▶ **Exercise inputs**
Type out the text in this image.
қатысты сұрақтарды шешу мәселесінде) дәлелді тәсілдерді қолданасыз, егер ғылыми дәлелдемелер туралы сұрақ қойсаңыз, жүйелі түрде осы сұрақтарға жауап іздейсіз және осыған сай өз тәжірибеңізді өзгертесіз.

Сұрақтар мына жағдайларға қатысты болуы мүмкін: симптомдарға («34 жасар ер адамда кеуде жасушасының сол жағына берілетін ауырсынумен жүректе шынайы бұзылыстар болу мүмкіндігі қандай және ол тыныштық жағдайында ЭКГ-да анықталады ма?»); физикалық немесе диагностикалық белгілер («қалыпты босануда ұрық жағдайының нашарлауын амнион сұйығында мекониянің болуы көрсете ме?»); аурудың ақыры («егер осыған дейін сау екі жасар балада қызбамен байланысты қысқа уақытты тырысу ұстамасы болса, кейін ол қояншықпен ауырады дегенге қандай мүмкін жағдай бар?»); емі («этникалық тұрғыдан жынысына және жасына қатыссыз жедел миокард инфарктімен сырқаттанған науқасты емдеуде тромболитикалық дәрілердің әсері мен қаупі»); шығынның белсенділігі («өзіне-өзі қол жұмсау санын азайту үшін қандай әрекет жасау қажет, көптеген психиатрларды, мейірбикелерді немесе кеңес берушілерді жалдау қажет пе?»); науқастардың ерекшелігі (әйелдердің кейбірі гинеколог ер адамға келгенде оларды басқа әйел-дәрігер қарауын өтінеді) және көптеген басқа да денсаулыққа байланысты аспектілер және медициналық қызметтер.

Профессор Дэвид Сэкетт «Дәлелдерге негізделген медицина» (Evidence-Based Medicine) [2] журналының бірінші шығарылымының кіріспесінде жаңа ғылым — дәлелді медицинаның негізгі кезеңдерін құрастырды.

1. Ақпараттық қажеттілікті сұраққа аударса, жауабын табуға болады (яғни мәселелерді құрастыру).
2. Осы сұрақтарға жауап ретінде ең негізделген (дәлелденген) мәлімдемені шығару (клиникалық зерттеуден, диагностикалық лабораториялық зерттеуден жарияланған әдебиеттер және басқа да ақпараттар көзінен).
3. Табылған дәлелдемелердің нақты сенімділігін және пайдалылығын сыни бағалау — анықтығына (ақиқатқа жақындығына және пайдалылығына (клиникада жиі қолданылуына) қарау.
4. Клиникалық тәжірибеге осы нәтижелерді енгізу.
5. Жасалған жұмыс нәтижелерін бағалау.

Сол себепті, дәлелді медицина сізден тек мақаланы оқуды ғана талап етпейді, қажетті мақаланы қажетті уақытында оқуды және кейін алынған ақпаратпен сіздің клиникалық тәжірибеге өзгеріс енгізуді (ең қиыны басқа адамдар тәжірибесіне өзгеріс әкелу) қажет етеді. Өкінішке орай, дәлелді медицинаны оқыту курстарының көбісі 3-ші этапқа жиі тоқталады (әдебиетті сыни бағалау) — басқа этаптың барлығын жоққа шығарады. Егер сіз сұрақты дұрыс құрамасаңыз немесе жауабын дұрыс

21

▶ **What you are asked to do**
Give the listing again, word for word.

▶ **Expected output**
Type out the text in this image.
қатысты сұрақтарды шешу мәселесінде) дәлелді тәсілдерді қолданасыз, егер ғылыми дәлелдемелер туралы сұрақ қойсаңыз, жүйелі түрде осы сұрақтарға жауап іздейсіз және осыған сай өз тәжірибеңізді өзгертесіз.

Сұрақтар мына жағдайларға қатысты болуы мүмкін: симптомдарға («34 жасар ер адамда кеуде жасушасының сол жағына берілетін ауырсынумен жүректе шынайы бұзылыстар болу мүмкіндігі қандай және ол тыныштық жағдайында ЭКГ-да анықталады ма?»); физикалық немесе диагностикалық белгілер («қалыпты босануда ұрық жағдайының нашарлауын амнион сұйығында мекониянің болуы көрсете ме?»); аурудың ақыры («егер осыған дейін сау екі жасар балада қызбамен байланысты қысқа уақытты тырысу ұстамасы болса, кейін ол қояншықпен ауырады дегенге қандай мүмкін жағдай бар?»); емі («этникалық тұрғыдан жынысына және жасына қатыссыз жедел миокард инфарктімен сырқаттанған науқасты емдеуде тромболитикалық дәрілердің әсері мен қаупі»); шығынның белсенділігі («өзіне-өзі қол жұмсау санын азайту үшін қандай әрекет жасау қажет, көптеген психиатрларды, мейірбикелерді немесе кеңес берушілерді жалдау қажет пе?»); науқастардың ерекшелігі (әйелдердің кейбірі гинеколог ер адамға келгенде оларды басқа әйел-дәрігер қарауын өтінеді) және көптеген басқа да денсаулыққа байланысты аспектілер және медициналық қызметтер.

Профессор Дэвид Сэкетт «Дәлелдерге негізделген медицина» (Evidence-Based Medicine) [2] журналының бірінші шығарылымының кіріспесінде жаңа ғылым — дәлелді медицинаның негізгі кезеңдерін құрастырды.

1. Ақпараттық қажеттілікті сұраққа аударса, жауабын табуға болады (яғни мәселелерді құрастыру).
2. Осы сұрақтарға жауап ретінде ең негізделген (дәлелденген) мәлімдемені шығару (клиникалық зерттеуден, диагностикалық лабораториялық зерттеуден жарияланған әдебиеттер және басқа да ақпараттар көзінен).
3. Табылған дәлелдемелердің нақты сенімділігін және пайдалылығын сыни бағалау — анықтығына (ақиқатқа жақындығына және пайдалылығына (клиникада жиі қолданылуына) қарау.
4. Клиникалық тәжірибеге осы нәтижелерді енгізу.
5. Жасалған жұмыс нәтижелерін бағалау.

Сол себепті, дәлелді медицина сізден тек мақаланы оқуды ғана талап етпейді, қажетті мақаланы қажетті уақытында оқуды және кейін алынған ақпаратпен сіздің клиникалық тәжірибеге өзгеріс енгізуді (ең қиыны басқа адамдар тәжірибесіне өзгеріс әкелу) қажет етеді. Өкінішке орай, дәлелді медицинаны оқыту курстарының көбісі 3-ші этапқа жиі тоқталады (әдебиетті сыни бағалау) — басқа этаптың барлығын жоққа шығарады. Егер сіз сұрақты дұрыс құрамасаңыз немесе жауабын дұрыс

21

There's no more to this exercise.